SUPPLIED MATERIAL:

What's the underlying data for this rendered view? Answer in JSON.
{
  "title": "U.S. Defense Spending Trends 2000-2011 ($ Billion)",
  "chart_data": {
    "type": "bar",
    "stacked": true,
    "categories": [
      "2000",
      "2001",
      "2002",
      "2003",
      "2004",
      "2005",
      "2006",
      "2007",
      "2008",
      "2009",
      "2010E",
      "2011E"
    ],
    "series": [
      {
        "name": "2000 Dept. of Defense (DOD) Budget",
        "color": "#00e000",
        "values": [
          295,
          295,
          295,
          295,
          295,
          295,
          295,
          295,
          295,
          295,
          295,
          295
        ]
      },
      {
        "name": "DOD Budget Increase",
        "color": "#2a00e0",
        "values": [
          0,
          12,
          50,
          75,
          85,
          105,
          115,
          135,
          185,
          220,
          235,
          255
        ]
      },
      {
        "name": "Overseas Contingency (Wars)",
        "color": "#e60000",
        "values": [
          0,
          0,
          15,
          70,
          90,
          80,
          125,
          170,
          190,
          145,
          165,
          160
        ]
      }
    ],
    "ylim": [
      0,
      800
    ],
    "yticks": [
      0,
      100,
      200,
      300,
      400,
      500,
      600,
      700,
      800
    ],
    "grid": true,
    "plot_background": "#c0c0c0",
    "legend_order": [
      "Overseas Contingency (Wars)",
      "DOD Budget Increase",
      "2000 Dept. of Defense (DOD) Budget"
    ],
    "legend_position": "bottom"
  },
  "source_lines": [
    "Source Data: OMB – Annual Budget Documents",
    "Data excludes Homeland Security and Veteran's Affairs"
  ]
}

AIM:
Each of the records should be retyped exactly.

RESPONSE TO THE EXERCISE:
What's the underlying data for this rendered view? Answer in JSON.
{
  "title": "U.S. Defense Spending Trends 2000-2011 ($ Billion)",
  "chart_data": {
    "type": "bar",
    "stacked": true,
    "categories": [
      "2000",
      "2001",
      "2002",
      "2003",
      "2004",
      "2005",
      "2006",
      "2007",
      "2008",
      "2009",
      "2010E",
      "2011E"
    ],
    "series": [
      {
        "name": "2000 Dept. of Defense (DOD) Budget",
        "color": "#00e000",
        "values": [
          295,
          295,
          295,
          295,
          295,
          295,
          295,
          295,
          295,
          295,
          295,
          295
        ]
      },
      {
        "name": "DOD Budget Increase",
        "color": "#2a00e0",
        "values": [
          0,
          12,
          50,
          75,
          85,
          105,
          115,
          135,
          185,
          220,
          235,
          255
        ]
      },
      {
        "name": "Overseas Contingency (Wars)",
        "color": "#e60000",
        "values": [
          0,
          0,
          15,
          70,
          90,
          80,
          125,
          170,
          190,
          145,
          165,
          160
        ]
      }
    ],
    "ylim": [
      0,
      800
    ],
    "yticks": [
      0,
      100,
      200,
      300,
      400,
      500,
      600,
      700,
      800
    ],
    "grid": true,
    "plot_background": "#c0c0c0",
    "legend_order": [
      "Overseas Contingency (Wars)",
      "DOD Budget Increase",
      "2000 Dept. of Defense (DOD) Budget"
    ],
    "legend_position": "bottom"
  },
  "source_lines": [
    "Source Data: OMB – Annual Budget Documents",
    "Data excludes Homeland Security and Veteran's Affairs"
  ]
}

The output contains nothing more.